◆ **TASK INPUTS**
________________
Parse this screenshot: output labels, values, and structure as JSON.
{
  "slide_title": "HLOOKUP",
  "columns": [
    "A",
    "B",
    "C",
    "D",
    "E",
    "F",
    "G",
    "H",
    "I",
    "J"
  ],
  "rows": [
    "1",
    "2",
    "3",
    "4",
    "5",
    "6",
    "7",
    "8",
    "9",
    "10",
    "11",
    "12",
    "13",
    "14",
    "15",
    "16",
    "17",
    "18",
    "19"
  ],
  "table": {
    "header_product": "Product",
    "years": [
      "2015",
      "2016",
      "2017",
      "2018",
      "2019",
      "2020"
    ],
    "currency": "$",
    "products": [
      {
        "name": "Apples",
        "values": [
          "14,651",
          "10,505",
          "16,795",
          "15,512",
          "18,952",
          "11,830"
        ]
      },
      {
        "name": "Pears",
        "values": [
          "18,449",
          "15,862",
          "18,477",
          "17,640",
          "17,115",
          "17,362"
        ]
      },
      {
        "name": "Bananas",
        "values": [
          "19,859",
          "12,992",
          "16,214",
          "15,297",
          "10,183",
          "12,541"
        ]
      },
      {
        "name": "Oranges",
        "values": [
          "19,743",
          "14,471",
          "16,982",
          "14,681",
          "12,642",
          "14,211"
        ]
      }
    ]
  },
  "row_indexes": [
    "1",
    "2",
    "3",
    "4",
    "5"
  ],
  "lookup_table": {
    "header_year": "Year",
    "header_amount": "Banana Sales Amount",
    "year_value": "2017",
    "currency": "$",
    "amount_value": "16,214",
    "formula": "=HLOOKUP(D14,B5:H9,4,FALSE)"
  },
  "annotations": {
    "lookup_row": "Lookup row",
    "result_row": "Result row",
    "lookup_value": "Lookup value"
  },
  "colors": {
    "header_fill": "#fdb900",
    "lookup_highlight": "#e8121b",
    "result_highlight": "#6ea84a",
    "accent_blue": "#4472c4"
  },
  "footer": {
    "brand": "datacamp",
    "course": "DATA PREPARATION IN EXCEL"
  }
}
________________
◆ **EXERCISE PROMPT**
All of the data needs to be reproduced exactly, with no line missing.

◆ **SOLUTION**
Parse this screenshot: output labels, values, and structure as JSON.
{
  "slide_title": "HLOOKUP",
  "columns": [
    "A",
    "B",
    "C",
    "D",
    "E",
    "F",
    "G",
    "H",
    "I",
    "J"
  ],
  "rows": [
    "1",
    "2",
    "3",
    "4",
    "5",
    "6",
    "7",
    "8",
    "9",
    "10",
    "11",
    "12",
    "13",
    "14",
    "15",
    "16",
    "17",
    "18",
    "19"
  ],
  "table": {
    "header_product": "Product",
    "years": [
      "2015",
      "2016",
      "2017",
      "2018",
      "2019",
      "2020"
    ],
    "currency": "$",
    "products": [
      {
        "name": "Apples",
        "values": [
          "14,651",
          "10,505",
          "16,795",
          "15,512",
          "18,952",
          "11,830"
        ]
      },
      {
        "name": "Pears",
        "values": [
          "18,449",
          "15,862",
          "18,477",
          "17,640",
          "17,115",
          "17,362"
        ]
      },
      {
        "name": "Bananas",
        "values": [
          "19,859",
          "12,992",
          "16,214",
          "15,297",
          "10,183",
          "12,541"
        ]
      },
      {
        "name": "Oranges",
        "values": [
          "19,743",
          "14,471",
          "16,982",
          "14,681",
          "12,642",
          "14,211"
        ]
      }
    ]
  },
  "row_indexes": [
    "1",
    "2",
    "3",
    "4",
    "5"
  ],
  "lookup_table": {
    "header_year": "Year",
    "header_amount": "Banana Sales Amount",
    "year_value": "2017",
    "currency": "$",
    "amount_value": "16,214",
    "formula": "=HLOOKUP(D14,B5:H9,4,FALSE)"
  },
  "annotations": {
    "lookup_row": "Lookup row",
    "result_row": "Result row",
    "lookup_value": "Lookup value"
  },
  "colors": {
    "header_fill": "#fdb900",
    "lookup_highlight": "#e8121b",
    "result_highlight": "#6ea84a",
    "accent_blue": "#4472c4"
  },
  "footer": {
    "brand": "datacamp",
    "course": "DATA PREPARATION IN EXCEL"
  }
}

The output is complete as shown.